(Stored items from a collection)
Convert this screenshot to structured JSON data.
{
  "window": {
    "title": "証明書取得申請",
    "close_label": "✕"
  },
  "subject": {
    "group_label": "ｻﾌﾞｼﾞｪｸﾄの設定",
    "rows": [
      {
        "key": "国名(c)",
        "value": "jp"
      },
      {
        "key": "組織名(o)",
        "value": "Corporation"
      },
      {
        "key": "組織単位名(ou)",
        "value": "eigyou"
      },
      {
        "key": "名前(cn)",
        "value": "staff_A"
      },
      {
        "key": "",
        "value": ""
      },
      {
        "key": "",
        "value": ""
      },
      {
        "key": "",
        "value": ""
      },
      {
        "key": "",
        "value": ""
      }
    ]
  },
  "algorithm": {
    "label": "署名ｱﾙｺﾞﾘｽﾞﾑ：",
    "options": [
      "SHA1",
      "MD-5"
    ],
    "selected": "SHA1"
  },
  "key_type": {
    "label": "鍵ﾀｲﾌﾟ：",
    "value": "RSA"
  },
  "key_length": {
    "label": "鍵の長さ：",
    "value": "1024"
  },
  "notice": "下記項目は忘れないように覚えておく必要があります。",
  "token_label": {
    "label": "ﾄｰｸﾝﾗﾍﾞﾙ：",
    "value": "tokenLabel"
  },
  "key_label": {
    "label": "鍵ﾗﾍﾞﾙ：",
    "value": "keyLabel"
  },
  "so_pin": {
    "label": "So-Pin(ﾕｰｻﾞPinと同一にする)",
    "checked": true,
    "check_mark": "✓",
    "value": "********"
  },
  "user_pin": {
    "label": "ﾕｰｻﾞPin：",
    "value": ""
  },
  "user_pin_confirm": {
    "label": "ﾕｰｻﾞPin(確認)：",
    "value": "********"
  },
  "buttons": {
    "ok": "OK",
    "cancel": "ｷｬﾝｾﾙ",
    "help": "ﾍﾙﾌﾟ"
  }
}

Aim of the task → Provide an exact reproduction of all the entries shown above.

In response →
Convert this screenshot to structured JSON data.
{
  "window": {
    "title": "証明書取得申請",
    "close_label": "✕"
  },
  "subject": {
    "group_label": "ｻﾌﾞｼﾞｪｸﾄの設定",
    "rows": [
      {
        "key": "国名(c)",
        "value": "jp"
      },
      {
        "key": "組織名(o)",
        "value": "Corporation"
      },
      {
        "key": "組織単位名(ou)",
        "value": "eigyou"
      },
      {
        "key": "名前(cn)",
        "value": "staff_A"
      },
      {
        "key": "",
        "value": ""
      },
      {
        "key": "",
        "value": ""
      },
      {
        "key": "",
        "value": ""
      },
      {
        "key": "",
        "value": ""
      }
    ]
  },
  "algorithm": {
    "label": "署名ｱﾙｺﾞﾘｽﾞﾑ：",
    "options": [
      "SHA1",
      "MD-5"
    ],
    "selected": "SHA1"
  },
  "key_type": {
    "label": "鍵ﾀｲﾌﾟ：",
    "value": "RSA"
  },
  "key_length": {
    "label": "鍵の長さ：",
    "value": "1024"
  },
  "notice": "下記項目は忘れないように覚えておく必要があります。",
  "token_label": {
    "label": "ﾄｰｸﾝﾗﾍﾞﾙ：",
    "value": "tokenLabel"
  },
  "key_label": {
    "label": "鍵ﾗﾍﾞﾙ：",
    "value": "keyLabel"
  },
  "so_pin": {
    "label": "So-Pin(ﾕｰｻﾞPinと同一にする)",
    "checked": true,
    "check_mark": "✓",
    "value": "********"
  },
  "user_pin": {
    "label": "ﾕｰｻﾞPin：",
    "value": ""
  },
  "user_pin_confirm": {
    "label": "ﾕｰｻﾞPin(確認)：",
    "value": "********"
  },
  "buttons": {
    "ok": "OK",
    "cancel": "ｷｬﾝｾﾙ",
    "help": "ﾍﾙﾌﾟ"
  }
}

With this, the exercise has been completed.